# start of RECORD LIST

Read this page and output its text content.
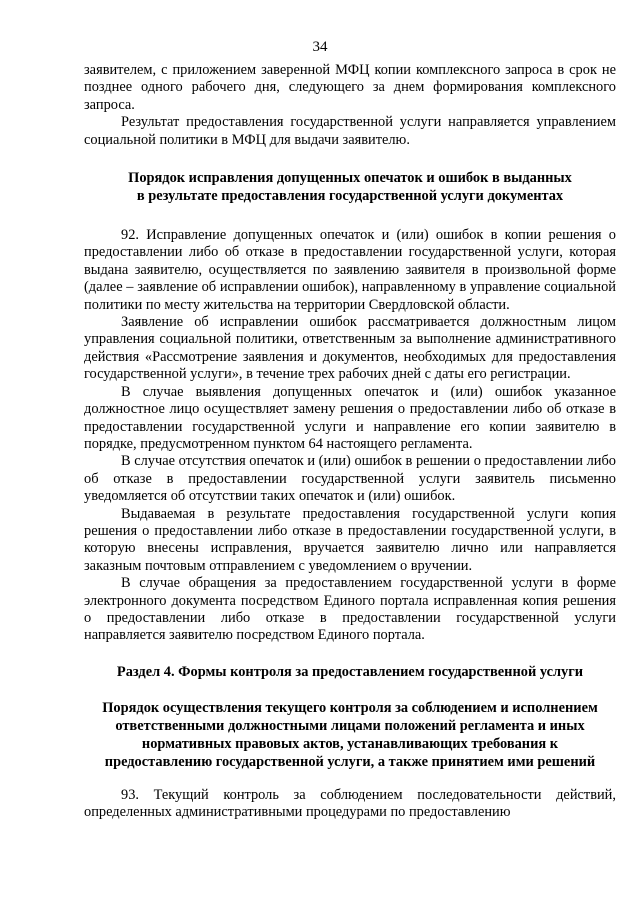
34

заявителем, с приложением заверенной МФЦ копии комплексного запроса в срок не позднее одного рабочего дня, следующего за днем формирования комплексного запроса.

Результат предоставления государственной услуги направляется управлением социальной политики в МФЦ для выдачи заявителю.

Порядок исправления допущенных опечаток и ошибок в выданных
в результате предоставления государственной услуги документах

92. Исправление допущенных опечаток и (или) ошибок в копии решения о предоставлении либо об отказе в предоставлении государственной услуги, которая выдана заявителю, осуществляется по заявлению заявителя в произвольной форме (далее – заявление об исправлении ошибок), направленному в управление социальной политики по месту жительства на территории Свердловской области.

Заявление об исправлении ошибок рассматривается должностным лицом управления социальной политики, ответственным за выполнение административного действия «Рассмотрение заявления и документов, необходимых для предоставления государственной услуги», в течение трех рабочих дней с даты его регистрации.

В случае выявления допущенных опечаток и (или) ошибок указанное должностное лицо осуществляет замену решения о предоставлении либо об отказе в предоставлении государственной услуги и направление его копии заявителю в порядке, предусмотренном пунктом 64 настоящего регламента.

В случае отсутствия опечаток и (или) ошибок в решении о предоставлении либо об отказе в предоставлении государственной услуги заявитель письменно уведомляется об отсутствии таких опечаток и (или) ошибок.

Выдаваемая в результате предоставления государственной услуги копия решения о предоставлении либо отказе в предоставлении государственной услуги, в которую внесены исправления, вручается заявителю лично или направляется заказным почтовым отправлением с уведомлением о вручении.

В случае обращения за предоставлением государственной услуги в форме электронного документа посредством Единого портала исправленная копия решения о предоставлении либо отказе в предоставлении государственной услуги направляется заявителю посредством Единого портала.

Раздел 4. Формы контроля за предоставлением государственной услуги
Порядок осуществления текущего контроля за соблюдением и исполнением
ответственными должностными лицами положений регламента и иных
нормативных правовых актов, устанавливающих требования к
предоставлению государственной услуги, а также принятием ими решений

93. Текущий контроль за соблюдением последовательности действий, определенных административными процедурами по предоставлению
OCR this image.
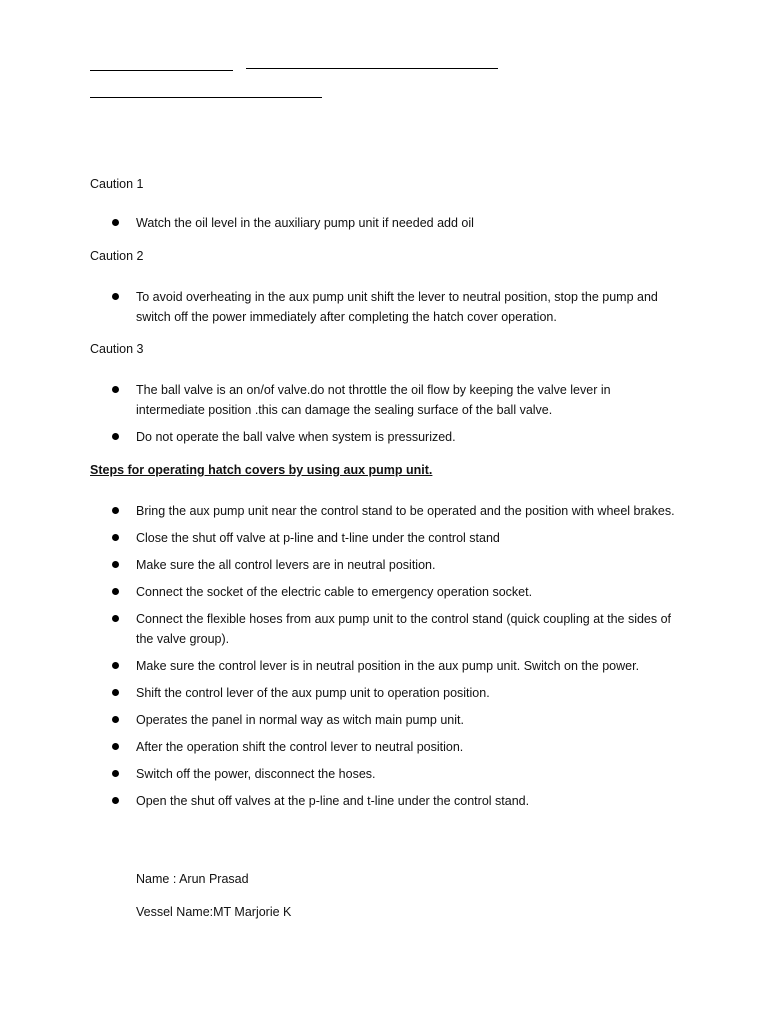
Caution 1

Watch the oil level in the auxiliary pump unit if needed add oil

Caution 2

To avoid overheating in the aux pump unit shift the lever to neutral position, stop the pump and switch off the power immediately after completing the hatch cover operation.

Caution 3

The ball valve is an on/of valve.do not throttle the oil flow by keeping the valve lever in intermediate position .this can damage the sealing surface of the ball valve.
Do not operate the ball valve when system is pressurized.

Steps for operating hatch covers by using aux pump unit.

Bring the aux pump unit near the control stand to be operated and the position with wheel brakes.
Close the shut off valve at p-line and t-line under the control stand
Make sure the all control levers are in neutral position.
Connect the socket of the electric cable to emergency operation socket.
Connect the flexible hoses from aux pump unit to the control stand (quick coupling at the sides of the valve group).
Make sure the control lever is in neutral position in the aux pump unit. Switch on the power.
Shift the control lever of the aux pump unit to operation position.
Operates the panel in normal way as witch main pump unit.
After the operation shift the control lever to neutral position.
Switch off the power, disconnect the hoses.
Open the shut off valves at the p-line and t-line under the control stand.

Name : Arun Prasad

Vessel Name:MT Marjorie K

# end of RECORD LIST
# start of RECORD LIST

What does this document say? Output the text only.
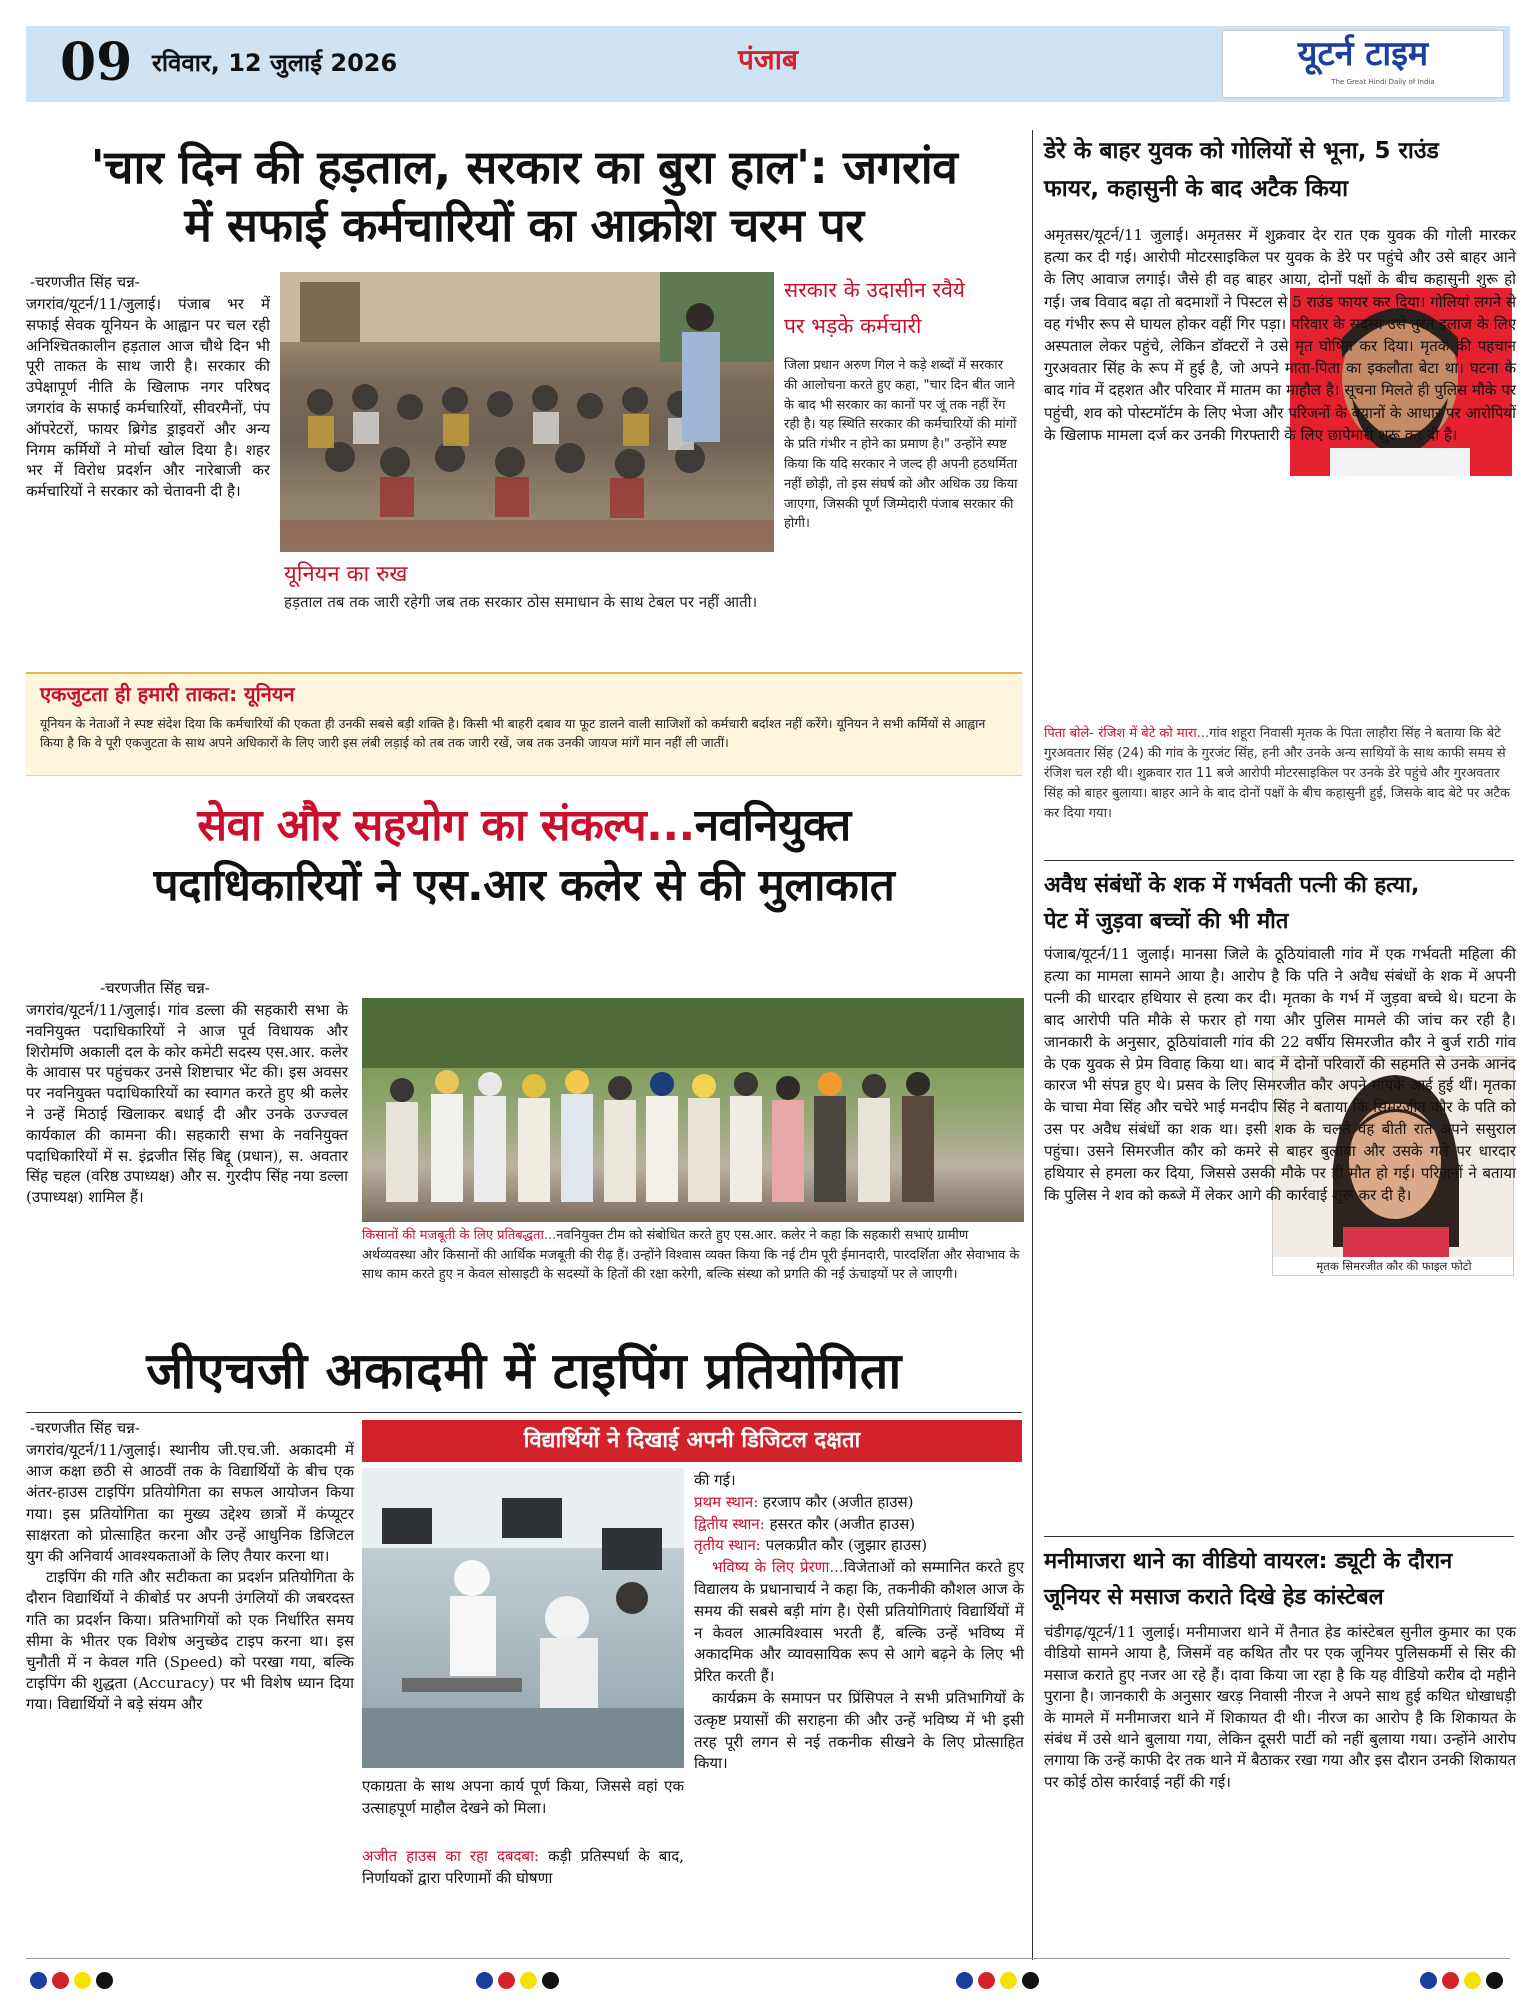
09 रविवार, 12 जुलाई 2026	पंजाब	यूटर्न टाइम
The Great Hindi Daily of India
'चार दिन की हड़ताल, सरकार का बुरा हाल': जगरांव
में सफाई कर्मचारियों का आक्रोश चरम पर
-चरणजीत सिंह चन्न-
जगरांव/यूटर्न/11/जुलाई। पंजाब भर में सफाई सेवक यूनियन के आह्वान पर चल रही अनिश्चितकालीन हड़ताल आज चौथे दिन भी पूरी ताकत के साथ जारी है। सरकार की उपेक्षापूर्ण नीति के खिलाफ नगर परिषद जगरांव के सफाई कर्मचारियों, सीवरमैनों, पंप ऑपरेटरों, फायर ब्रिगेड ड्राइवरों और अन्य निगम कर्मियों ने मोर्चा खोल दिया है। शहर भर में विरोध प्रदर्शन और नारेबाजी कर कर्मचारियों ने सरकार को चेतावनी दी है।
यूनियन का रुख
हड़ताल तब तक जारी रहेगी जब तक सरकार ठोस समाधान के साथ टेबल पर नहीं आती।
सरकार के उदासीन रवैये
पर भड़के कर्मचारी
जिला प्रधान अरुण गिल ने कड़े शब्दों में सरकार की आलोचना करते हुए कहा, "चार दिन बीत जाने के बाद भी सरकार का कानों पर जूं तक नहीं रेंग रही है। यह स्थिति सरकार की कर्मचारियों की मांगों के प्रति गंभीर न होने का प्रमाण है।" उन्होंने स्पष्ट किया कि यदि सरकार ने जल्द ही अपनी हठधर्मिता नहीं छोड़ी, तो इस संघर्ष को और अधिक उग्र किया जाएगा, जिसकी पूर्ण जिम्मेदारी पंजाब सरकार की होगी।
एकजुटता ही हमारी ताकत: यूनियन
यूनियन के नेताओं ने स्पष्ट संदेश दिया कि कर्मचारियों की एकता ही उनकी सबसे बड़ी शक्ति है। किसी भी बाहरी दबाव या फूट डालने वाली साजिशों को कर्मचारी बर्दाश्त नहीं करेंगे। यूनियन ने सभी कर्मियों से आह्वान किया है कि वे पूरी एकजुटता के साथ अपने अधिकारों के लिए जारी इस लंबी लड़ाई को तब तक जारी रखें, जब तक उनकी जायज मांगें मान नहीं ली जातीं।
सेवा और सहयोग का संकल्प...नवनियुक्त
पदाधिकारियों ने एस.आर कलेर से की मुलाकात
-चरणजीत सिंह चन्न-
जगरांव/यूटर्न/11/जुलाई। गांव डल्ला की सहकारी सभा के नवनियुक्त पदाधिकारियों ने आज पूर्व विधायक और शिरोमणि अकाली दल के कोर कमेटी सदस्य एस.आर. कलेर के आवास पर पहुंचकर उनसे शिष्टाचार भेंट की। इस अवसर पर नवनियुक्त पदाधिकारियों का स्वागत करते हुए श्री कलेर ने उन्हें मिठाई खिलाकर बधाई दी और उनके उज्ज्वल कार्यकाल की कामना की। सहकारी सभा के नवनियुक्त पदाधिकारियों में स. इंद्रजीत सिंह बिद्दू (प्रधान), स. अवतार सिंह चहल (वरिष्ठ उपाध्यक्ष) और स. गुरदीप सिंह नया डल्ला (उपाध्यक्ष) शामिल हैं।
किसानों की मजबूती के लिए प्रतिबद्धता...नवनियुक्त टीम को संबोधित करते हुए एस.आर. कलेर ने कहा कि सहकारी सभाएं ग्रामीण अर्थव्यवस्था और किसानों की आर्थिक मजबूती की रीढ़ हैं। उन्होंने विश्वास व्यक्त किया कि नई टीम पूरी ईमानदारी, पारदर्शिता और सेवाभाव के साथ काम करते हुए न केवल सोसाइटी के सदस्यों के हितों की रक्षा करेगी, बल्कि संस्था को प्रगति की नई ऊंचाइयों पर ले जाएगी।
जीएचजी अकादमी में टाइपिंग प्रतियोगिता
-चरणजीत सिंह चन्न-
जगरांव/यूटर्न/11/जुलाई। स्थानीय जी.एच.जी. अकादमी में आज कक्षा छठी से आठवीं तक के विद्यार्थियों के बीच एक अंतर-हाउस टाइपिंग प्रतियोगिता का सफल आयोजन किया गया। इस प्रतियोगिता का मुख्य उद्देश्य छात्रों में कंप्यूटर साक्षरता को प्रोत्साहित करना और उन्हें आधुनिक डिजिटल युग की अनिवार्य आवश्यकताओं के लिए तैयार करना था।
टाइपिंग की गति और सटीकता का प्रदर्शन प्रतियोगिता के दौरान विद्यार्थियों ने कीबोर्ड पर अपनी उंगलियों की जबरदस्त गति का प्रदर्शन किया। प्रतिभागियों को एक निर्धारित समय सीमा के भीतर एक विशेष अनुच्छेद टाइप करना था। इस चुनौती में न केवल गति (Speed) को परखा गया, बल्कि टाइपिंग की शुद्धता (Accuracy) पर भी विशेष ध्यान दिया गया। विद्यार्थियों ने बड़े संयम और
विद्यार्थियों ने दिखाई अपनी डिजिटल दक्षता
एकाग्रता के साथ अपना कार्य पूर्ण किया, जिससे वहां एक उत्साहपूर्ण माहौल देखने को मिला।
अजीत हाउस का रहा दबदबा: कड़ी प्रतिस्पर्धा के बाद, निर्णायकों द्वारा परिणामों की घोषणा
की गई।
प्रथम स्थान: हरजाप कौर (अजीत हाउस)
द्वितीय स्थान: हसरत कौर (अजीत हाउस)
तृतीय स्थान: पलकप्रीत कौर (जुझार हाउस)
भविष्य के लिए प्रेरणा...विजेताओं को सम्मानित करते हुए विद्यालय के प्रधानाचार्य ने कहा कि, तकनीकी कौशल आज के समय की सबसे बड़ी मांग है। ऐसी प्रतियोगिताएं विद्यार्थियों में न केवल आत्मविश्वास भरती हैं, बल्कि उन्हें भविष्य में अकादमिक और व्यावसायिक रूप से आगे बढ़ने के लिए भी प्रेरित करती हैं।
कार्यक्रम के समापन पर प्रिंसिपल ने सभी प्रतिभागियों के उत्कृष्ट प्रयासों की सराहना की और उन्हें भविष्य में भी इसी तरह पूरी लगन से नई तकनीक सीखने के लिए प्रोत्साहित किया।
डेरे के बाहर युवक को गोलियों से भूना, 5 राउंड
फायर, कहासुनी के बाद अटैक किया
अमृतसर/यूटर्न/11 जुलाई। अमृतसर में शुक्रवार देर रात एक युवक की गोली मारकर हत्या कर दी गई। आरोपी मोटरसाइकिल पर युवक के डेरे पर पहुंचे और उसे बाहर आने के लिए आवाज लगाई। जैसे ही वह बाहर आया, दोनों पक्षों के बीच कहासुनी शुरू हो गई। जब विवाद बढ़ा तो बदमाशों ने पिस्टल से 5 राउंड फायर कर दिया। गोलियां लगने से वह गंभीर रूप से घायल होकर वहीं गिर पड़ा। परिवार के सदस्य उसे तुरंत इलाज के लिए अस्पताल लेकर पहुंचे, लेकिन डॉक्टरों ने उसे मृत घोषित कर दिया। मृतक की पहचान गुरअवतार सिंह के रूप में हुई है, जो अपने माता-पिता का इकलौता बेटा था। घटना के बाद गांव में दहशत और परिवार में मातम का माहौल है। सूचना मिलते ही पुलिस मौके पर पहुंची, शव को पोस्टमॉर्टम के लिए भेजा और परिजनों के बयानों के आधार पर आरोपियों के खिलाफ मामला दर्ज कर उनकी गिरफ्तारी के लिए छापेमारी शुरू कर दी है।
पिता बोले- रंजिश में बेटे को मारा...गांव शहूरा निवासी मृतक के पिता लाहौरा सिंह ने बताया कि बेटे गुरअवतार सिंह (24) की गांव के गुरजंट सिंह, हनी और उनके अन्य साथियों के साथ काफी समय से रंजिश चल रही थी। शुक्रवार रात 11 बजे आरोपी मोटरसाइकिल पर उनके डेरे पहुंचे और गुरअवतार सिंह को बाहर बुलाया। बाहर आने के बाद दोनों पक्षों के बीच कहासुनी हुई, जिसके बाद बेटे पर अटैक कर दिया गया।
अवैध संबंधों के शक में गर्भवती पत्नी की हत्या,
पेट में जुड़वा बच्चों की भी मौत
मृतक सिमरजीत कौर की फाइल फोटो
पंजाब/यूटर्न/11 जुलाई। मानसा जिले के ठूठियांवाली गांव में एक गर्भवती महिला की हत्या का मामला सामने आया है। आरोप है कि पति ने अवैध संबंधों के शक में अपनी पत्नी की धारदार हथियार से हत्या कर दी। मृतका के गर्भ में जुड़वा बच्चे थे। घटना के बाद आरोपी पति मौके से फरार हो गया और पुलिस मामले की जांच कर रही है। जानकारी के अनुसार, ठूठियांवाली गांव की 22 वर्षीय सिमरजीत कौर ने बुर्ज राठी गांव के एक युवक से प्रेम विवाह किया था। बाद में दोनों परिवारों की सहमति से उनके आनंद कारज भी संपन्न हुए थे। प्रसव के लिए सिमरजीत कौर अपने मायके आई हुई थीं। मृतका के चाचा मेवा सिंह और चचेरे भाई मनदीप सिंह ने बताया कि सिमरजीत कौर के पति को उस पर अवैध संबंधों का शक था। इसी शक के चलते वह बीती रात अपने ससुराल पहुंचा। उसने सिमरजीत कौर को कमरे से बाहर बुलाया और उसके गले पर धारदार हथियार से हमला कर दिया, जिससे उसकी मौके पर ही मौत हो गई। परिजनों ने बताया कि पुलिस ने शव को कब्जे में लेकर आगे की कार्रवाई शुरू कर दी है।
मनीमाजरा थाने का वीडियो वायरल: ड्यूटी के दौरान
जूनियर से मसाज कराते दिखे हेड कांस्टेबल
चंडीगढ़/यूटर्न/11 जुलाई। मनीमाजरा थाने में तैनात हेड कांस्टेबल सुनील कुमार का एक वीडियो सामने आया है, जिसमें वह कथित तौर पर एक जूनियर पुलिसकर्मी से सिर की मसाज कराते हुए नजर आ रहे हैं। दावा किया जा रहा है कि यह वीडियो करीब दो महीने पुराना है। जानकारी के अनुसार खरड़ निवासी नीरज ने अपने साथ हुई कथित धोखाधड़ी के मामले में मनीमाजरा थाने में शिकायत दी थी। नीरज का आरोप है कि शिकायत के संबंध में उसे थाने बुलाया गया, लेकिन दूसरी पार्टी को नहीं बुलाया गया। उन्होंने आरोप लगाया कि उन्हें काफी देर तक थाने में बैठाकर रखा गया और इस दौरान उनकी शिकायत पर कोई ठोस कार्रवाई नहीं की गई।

# end of RECORD LIST

> **JOB**
Identify which lines contain the word "this" and copy each one.

> **EXPECTED ANSWER**
Read this page and output its text content.
OCR this image.
The ball valve is an on/of valve.do not throttle the oil flow by keeping the valve lever in intermediate position .this can damage the sealing surface of the ball valve.
What does this document say? Output the text only.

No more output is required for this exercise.